## Your objective
The data below is to be returned in full and exactly.

** begin Data shown **

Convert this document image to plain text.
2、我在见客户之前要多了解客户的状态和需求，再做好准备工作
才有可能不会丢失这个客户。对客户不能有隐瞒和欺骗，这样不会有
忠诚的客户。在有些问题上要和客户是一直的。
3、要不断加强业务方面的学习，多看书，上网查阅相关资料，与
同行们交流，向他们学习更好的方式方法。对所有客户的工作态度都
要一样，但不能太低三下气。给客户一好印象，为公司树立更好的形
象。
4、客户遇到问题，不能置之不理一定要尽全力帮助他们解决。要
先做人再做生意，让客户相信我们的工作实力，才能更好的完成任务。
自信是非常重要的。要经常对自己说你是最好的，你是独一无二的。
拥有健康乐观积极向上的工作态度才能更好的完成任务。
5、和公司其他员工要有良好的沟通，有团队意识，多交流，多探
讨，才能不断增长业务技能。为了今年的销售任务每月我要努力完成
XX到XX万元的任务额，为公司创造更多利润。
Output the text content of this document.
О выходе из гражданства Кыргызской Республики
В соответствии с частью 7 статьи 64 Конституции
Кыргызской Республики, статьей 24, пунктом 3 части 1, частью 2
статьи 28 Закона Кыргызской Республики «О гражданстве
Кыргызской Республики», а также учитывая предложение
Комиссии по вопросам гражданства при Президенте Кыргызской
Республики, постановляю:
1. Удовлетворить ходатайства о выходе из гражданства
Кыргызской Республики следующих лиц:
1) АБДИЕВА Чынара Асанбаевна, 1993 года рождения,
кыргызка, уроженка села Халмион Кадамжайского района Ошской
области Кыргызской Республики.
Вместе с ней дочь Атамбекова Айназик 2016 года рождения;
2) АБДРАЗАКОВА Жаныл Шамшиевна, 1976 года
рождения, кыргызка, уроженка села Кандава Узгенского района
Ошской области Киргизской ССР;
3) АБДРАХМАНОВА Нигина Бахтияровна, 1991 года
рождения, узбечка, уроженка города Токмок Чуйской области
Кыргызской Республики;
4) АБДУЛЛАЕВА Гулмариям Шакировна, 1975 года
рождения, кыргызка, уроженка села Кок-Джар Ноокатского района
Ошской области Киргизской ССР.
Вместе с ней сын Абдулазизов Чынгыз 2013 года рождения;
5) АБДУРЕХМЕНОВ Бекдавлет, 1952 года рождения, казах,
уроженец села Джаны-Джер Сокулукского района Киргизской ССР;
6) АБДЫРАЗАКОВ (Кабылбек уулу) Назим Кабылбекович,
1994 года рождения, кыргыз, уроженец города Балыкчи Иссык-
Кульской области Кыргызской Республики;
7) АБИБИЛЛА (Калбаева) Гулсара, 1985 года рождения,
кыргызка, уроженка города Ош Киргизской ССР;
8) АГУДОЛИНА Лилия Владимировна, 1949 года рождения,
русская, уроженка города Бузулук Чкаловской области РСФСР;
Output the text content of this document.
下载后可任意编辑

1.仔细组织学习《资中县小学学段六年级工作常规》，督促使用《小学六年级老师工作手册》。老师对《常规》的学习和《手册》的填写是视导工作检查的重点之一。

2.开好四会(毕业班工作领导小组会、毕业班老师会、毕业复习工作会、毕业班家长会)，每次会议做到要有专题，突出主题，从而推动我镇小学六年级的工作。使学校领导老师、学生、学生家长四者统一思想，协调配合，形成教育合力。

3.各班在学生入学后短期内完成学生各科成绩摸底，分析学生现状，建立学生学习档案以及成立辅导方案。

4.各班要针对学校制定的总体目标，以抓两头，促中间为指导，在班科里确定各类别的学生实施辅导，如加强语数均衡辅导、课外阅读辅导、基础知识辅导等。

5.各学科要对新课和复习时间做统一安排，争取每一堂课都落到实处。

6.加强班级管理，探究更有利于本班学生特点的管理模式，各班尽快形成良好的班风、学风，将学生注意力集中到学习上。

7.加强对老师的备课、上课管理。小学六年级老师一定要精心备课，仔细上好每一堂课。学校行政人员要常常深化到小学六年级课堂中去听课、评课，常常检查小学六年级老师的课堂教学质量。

** end Data shown **

## Response below
Convert this document image to plain text.
2、我在见客户之前要多了解客户的状态和需求，再做好准备工作
才有可能不会丢失这个客户。对客户不能有隐瞒和欺骗，这样不会有
忠诚的客户。在有些问题上要和客户是一直的。
3、要不断加强业务方面的学习，多看书，上网查阅相关资料，与
同行们交流，向他们学习更好的方式方法。对所有客户的工作态度都
要一样，但不能太低三下气。给客户一好印象，为公司树立更好的形
象。
4、客户遇到问题，不能置之不理一定要尽全力帮助他们解决。要
先做人再做生意，让客户相信我们的工作实力，才能更好的完成任务。
自信是非常重要的。要经常对自己说你是最好的，你是独一无二的。
拥有健康乐观积极向上的工作态度才能更好的完成任务。
5、和公司其他员工要有良好的沟通，有团队意识，多交流，多探
讨，才能不断增长业务技能。为了今年的销售任务每月我要努力完成
XX到XX万元的任务额，为公司创造更多利润。
Output the text content of this document.
О выходе из гражданства Кыргызской Республики
В соответствии с частью 7 статьи 64 Конституции
Кыргызской Республики, статьей 24, пунктом 3 части 1, частью 2
статьи 28 Закона Кыргызской Республики «О гражданстве
Кыргызской Республики», а также учитывая предложение
Комиссии по вопросам гражданства при Президенте Кыргызской
Республики, постановляю:
1. Удовлетворить ходатайства о выходе из гражданства
Кыргызской Республики следующих лиц:
1) АБДИЕВА Чынара Асанбаевна, 1993 года рождения,
кыргызка, уроженка села Халмион Кадамжайского района Ошской
области Кыргызской Республики.
Вместе с ней дочь Атамбекова Айназик 2016 года рождения;
2) АБДРАЗАКОВА Жаныл Шамшиевна, 1976 года
рождения, кыргызка, уроженка села Кандава Узгенского района
Ошской области Киргизской ССР;
3) АБДРАХМАНОВА Нигина Бахтияровна, 1991 года
рождения, узбечка, уроженка города Токмок Чуйской области
Кыргызской Республики;
4) АБДУЛЛАЕВА Гулмариям Шакировна, 1975 года
рождения, кыргызка, уроженка села Кок-Джар Ноокатского района
Ошской области Киргизской ССР.
Вместе с ней сын Абдулазизов Чынгыз 2013 года рождения;
5) АБДУРЕХМЕНОВ Бекдавлет, 1952 года рождения, казах,
уроженец села Джаны-Джер Сокулукского района Киргизской ССР;
6) АБДЫРАЗАКОВ (Кабылбек уулу) Назим Кабылбекович,
1994 года рождения, кыргыз, уроженец города Балыкчи Иссык-
Кульской области Кыргызской Республики;
7) АБИБИЛЛА (Калбаева) Гулсара, 1985 года рождения,
кыргызка, уроженка города Ош Киргизской ССР;
8) АГУДОЛИНА Лилия Владимировна, 1949 года рождения,
русская, уроженка города Бузулук Чкаловской области РСФСР;
Output the text content of this document.
下载后可任意编辑

1.仔细组织学习《资中县小学学段六年级工作常规》，督促使用《小学六年级老师工作手册》。老师对《常规》的学习和《手册》的填写是视导工作检查的重点之一。

2.开好四会(毕业班工作领导小组会、毕业班老师会、毕业复习工作会、毕业班家长会)，每次会议做到要有专题，突出主题，从而推动我镇小学六年级的工作。使学校领导老师、学生、学生家长四者统一思想，协调配合，形成教育合力。

3.各班在学生入学后短期内完成学生各科成绩摸底，分析学生现状，建立学生学习档案以及成立辅导方案。

4.各班要针对学校制定的总体目标，以抓两头，促中间为指导，在班科里确定各类别的学生实施辅导，如加强语数均衡辅导、课外阅读辅导、基础知识辅导等。

5.各学科要对新课和复习时间做统一安排，争取每一堂课都落到实处。

6.加强班级管理，探究更有利于本班学生特点的管理模式，各班尽快形成良好的班风、学风，将学生注意力集中到学习上。

7.加强对老师的备课、上课管理。小学六年级老师一定要精心备课，仔细上好每一堂课。学校行政人员要常常深化到小学六年级课堂中去听课、评课，常常检查小学六年级老师的课堂教学质量。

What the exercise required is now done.